*REQUIRED TASK:* List the lines of this listing that hold the word "impact".

====================

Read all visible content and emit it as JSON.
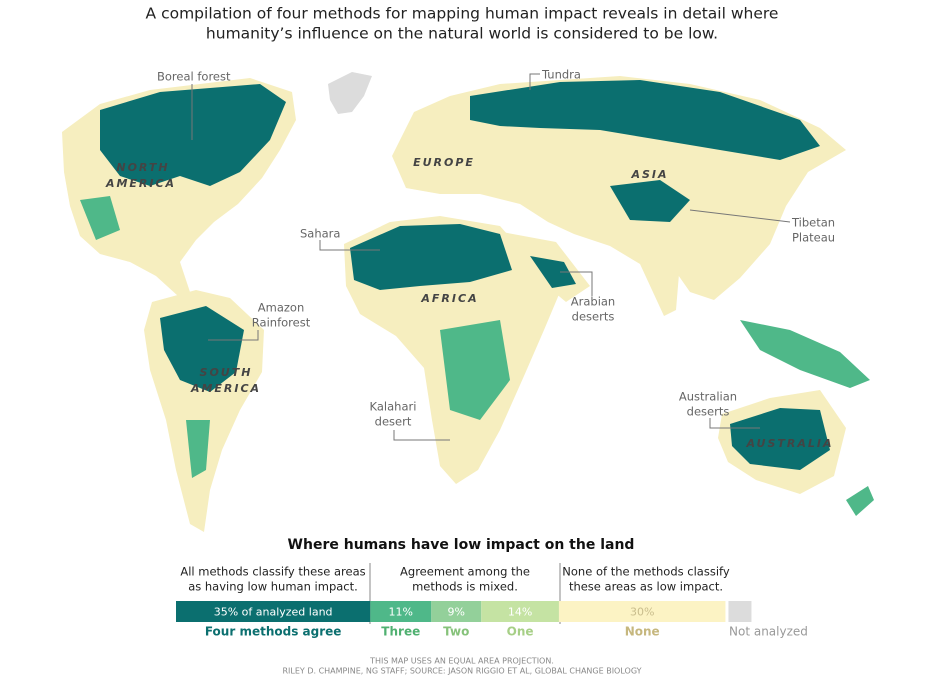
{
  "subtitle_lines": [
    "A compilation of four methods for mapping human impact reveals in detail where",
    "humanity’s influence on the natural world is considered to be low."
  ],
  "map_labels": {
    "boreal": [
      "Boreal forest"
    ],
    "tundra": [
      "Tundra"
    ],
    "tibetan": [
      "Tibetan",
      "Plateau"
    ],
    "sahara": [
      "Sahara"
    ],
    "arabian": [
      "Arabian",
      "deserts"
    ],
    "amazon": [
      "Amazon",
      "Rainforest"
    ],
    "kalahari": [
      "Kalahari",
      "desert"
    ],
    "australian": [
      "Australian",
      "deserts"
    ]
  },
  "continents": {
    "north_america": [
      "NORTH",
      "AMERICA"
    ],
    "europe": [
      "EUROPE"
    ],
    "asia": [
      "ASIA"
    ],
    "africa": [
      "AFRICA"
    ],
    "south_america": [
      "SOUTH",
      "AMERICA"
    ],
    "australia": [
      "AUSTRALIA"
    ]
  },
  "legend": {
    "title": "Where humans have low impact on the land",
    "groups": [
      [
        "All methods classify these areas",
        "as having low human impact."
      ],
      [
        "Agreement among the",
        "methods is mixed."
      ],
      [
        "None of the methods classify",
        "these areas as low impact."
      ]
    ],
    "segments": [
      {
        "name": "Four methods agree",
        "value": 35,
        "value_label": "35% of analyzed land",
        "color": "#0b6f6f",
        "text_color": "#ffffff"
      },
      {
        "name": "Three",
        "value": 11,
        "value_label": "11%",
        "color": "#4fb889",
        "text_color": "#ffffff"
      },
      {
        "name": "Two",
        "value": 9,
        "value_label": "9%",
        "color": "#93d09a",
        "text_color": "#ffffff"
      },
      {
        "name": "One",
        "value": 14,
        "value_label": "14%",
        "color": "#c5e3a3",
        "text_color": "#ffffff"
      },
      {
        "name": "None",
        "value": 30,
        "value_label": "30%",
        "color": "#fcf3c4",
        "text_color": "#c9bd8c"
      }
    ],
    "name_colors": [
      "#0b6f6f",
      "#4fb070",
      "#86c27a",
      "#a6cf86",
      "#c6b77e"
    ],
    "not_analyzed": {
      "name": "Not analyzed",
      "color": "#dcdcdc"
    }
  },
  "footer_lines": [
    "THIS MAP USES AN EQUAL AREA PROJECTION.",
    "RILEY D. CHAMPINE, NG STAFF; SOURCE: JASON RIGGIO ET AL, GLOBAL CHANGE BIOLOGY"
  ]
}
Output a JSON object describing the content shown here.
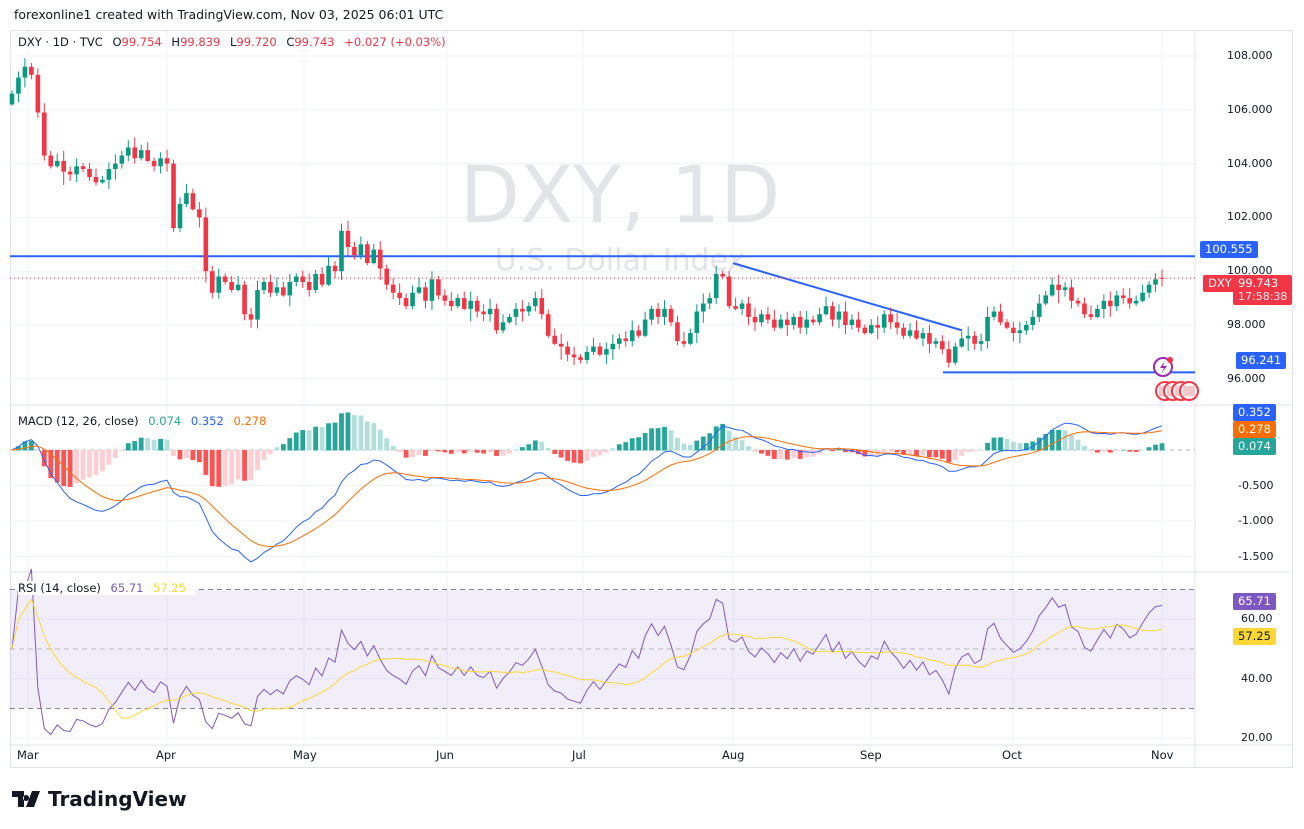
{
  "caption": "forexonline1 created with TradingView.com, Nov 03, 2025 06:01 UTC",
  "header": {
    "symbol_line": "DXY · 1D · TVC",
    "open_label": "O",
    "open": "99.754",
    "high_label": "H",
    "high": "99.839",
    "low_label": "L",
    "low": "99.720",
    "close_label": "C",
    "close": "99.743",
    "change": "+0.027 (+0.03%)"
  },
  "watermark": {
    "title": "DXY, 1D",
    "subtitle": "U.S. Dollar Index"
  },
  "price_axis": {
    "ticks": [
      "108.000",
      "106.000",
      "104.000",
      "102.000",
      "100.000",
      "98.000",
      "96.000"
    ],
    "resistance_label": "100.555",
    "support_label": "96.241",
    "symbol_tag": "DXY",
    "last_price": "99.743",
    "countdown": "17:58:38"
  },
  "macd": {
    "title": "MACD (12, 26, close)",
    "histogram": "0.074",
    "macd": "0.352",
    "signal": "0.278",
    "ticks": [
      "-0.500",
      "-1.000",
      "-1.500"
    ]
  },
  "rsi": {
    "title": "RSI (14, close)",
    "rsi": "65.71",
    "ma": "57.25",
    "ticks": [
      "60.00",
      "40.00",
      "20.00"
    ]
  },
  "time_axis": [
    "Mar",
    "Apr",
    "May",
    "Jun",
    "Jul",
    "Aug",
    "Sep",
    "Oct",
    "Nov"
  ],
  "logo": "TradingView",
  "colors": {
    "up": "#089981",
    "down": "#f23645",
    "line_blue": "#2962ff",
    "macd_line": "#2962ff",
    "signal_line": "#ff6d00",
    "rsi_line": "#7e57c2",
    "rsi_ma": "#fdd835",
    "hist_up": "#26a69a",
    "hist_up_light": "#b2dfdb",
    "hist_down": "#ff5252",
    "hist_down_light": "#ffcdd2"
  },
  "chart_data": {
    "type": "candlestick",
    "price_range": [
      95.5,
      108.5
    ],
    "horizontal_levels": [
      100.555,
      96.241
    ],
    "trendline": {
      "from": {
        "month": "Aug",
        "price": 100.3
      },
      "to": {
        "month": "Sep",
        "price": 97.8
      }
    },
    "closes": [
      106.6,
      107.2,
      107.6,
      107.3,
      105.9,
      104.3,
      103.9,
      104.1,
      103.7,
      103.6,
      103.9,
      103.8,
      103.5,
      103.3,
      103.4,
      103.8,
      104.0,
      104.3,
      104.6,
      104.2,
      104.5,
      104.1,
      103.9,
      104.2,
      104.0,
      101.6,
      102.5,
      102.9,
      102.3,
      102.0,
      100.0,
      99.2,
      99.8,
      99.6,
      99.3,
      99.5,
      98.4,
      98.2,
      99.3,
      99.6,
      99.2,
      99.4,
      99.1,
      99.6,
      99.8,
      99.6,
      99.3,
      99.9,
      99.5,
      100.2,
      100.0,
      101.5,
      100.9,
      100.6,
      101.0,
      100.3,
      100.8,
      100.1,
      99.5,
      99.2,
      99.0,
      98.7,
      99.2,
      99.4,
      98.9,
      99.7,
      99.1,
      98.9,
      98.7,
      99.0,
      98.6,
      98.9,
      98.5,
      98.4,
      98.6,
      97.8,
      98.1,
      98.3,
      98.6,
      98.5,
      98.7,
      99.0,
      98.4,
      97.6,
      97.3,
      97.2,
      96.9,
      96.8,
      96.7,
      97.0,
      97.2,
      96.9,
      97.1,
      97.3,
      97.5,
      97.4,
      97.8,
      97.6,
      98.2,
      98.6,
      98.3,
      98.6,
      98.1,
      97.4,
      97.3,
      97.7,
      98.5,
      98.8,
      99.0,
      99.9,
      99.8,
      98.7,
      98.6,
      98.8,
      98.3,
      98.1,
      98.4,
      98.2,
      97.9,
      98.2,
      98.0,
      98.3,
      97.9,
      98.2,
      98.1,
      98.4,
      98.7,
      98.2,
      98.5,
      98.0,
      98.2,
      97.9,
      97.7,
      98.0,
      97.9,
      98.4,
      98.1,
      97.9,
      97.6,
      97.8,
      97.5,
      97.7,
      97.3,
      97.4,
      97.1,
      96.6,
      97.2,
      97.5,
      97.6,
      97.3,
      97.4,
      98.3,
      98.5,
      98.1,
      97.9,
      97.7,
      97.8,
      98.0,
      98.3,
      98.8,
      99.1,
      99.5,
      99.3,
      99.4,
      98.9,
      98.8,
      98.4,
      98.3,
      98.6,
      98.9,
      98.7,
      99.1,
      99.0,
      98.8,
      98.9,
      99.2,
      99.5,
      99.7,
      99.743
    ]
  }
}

====================

*THE RESPONSE:*
    "A compilation of four methods for mapping human impact reveals in detail where",
    "title": "Where humans have low impact on the land",
        "as having low human impact."
        "these areas as low impact."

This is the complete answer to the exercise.